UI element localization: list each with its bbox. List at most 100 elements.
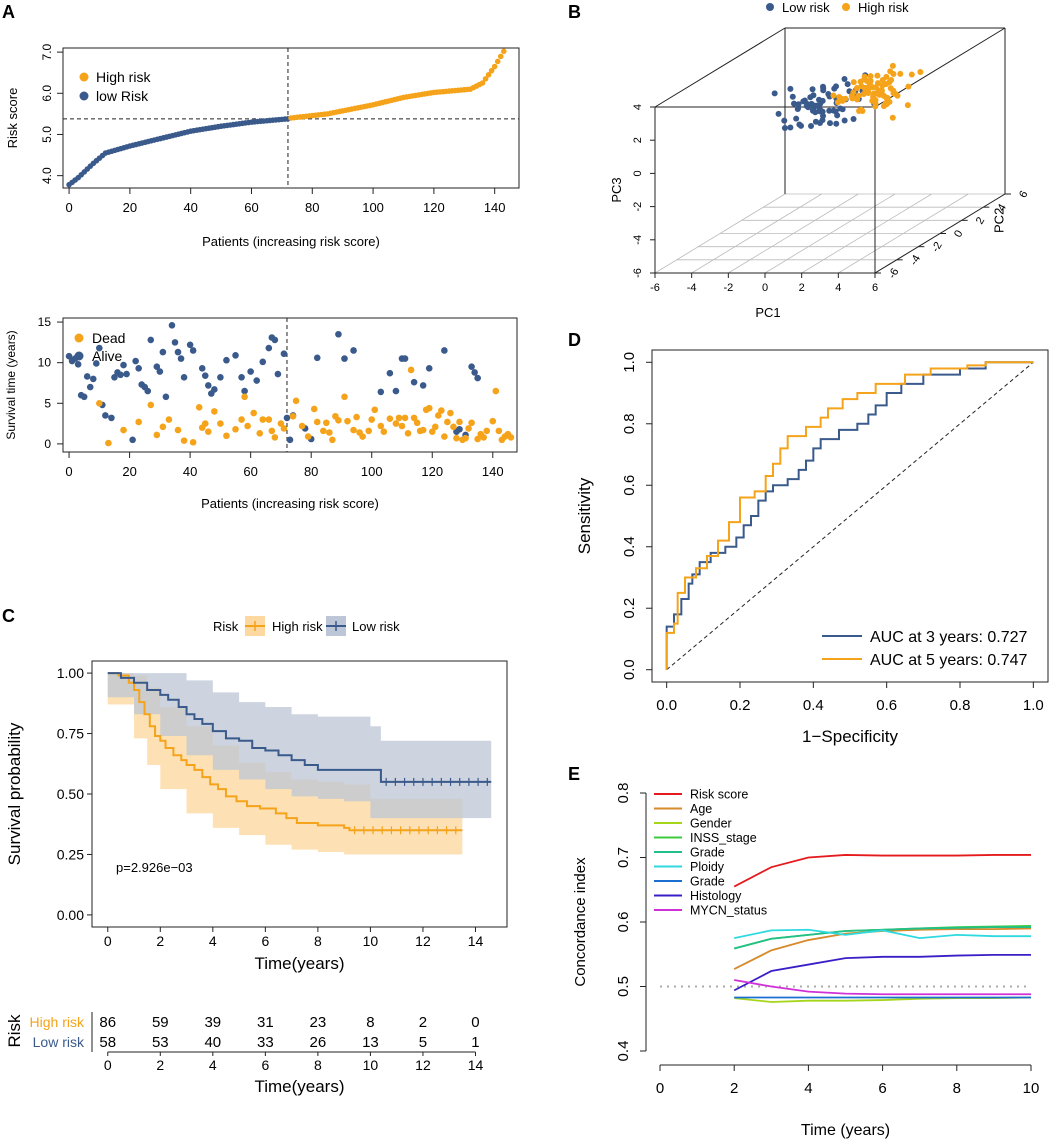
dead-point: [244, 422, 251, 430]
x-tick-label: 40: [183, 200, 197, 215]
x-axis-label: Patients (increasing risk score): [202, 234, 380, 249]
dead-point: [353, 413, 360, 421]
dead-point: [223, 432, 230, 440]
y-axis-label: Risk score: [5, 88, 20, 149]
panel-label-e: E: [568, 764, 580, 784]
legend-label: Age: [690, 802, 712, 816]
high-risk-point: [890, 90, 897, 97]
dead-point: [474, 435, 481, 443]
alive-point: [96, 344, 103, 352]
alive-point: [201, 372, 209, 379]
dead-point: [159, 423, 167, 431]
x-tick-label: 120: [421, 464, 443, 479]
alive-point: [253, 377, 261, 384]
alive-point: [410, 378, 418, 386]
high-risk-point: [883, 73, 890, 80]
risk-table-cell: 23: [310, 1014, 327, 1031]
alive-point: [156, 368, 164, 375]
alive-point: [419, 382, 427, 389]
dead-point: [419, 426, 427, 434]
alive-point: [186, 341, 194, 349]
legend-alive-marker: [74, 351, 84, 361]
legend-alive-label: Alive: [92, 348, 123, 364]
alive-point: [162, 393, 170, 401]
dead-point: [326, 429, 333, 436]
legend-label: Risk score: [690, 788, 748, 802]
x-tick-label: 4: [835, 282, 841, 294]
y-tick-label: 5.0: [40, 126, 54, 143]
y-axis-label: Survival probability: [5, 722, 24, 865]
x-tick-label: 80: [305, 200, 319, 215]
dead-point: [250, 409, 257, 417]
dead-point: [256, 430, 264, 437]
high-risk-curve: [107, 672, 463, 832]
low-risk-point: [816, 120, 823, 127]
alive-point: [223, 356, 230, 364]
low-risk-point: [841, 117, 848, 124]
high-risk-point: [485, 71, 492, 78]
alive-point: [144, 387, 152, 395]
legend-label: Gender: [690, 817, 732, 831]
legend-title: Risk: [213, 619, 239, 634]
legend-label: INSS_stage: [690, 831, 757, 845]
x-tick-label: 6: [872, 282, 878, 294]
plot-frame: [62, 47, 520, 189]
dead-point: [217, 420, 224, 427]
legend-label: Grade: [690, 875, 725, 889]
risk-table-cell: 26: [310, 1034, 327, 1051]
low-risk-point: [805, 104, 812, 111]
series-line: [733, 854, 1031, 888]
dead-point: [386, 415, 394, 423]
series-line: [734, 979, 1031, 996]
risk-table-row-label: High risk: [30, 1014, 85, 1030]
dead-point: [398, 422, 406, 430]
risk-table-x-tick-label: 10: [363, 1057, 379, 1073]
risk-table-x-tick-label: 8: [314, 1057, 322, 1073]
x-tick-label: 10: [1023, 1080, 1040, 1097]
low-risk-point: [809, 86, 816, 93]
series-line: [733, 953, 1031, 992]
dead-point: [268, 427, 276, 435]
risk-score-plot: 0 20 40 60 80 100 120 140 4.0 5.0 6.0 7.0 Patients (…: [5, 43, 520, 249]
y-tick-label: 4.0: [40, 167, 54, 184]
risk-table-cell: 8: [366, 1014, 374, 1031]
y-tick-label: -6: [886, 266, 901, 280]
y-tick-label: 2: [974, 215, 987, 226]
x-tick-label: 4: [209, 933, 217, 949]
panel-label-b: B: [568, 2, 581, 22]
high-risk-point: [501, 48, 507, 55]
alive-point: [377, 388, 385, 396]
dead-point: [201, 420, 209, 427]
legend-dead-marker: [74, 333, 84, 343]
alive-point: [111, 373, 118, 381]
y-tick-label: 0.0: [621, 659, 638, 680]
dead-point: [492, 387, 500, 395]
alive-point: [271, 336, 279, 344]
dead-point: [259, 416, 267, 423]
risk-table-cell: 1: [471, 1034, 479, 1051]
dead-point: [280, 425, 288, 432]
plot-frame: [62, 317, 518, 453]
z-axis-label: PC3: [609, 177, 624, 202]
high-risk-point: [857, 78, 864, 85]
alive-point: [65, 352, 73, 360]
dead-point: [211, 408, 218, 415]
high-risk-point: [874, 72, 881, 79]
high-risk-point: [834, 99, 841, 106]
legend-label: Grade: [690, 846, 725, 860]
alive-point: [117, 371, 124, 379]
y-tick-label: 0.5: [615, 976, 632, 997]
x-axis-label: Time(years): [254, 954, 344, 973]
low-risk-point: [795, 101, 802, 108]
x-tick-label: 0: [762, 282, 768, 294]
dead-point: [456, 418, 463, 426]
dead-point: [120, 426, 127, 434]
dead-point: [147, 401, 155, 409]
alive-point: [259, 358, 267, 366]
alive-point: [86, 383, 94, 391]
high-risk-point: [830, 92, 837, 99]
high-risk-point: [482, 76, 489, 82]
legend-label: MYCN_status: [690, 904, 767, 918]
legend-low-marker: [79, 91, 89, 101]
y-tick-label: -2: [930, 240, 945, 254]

====

◆ TO DO ◆
Return every line from the entries above that includes the word "cell".

◆ PROBLEM SOLUTION ◆
risk-table-cell: 23: [310, 1014, 327, 1031]
risk-table-cell: 26: [310, 1034, 327, 1051]
risk-table-cell: 8: [366, 1014, 374, 1031]
risk-table-cell: 1: [471, 1034, 479, 1051]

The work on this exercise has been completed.